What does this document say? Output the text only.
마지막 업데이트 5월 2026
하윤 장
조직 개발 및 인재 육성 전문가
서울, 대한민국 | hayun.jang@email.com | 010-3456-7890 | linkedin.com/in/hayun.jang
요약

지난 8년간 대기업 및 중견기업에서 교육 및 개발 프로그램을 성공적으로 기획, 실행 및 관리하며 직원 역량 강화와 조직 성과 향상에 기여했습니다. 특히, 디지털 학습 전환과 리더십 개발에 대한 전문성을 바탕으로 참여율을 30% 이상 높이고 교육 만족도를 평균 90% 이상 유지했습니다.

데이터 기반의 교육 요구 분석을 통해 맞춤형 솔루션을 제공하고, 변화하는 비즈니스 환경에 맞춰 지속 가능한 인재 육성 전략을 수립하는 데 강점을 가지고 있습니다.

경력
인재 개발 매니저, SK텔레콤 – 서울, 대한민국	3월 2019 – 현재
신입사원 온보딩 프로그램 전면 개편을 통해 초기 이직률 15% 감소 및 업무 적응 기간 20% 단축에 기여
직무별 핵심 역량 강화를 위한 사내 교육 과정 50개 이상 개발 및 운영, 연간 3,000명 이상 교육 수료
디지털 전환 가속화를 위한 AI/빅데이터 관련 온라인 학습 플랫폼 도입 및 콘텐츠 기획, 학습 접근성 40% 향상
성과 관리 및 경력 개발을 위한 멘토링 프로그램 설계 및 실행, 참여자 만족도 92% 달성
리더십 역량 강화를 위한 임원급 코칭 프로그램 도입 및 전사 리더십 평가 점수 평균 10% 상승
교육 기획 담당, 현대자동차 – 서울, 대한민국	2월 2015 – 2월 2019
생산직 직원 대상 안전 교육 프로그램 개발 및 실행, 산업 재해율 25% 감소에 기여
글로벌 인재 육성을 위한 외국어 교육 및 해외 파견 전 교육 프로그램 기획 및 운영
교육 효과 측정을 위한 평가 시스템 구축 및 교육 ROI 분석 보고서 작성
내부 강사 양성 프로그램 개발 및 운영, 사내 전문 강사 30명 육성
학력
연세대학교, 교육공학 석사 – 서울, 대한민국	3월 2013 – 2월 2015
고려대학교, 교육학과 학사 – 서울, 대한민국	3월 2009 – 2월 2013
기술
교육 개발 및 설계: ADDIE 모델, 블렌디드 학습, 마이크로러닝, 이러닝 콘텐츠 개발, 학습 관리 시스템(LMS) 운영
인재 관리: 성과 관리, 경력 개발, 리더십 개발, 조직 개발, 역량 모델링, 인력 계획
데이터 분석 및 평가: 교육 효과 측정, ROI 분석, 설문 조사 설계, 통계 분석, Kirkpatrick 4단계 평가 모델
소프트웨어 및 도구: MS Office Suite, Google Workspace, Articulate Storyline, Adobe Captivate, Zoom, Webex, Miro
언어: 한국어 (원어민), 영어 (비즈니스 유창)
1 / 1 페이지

☆ ☆ ☆ ☆

**DESCRIPTION OF THE TASK:** Copy each line of the records above that carries the word "대한민국".

**THE COMPLETED TASK:**
서울, 대한민국 | hayun.jang@email.com | 010-3456-7890 | linkedin.com/in/hayun.jang
인재 개발 매니저, SK텔레콤 – 서울, 대한민국	3월 2019 – 현재
교육 기획 담당, 현대자동차 – 서울, 대한민국	2월 2015 – 2월 2019
연세대학교, 교육공학 석사 – 서울, 대한민국	3월 2013 – 2월 2015
고려대학교, 교육학과 학사 – 서울, 대한민국	3월 2009 – 2월 2013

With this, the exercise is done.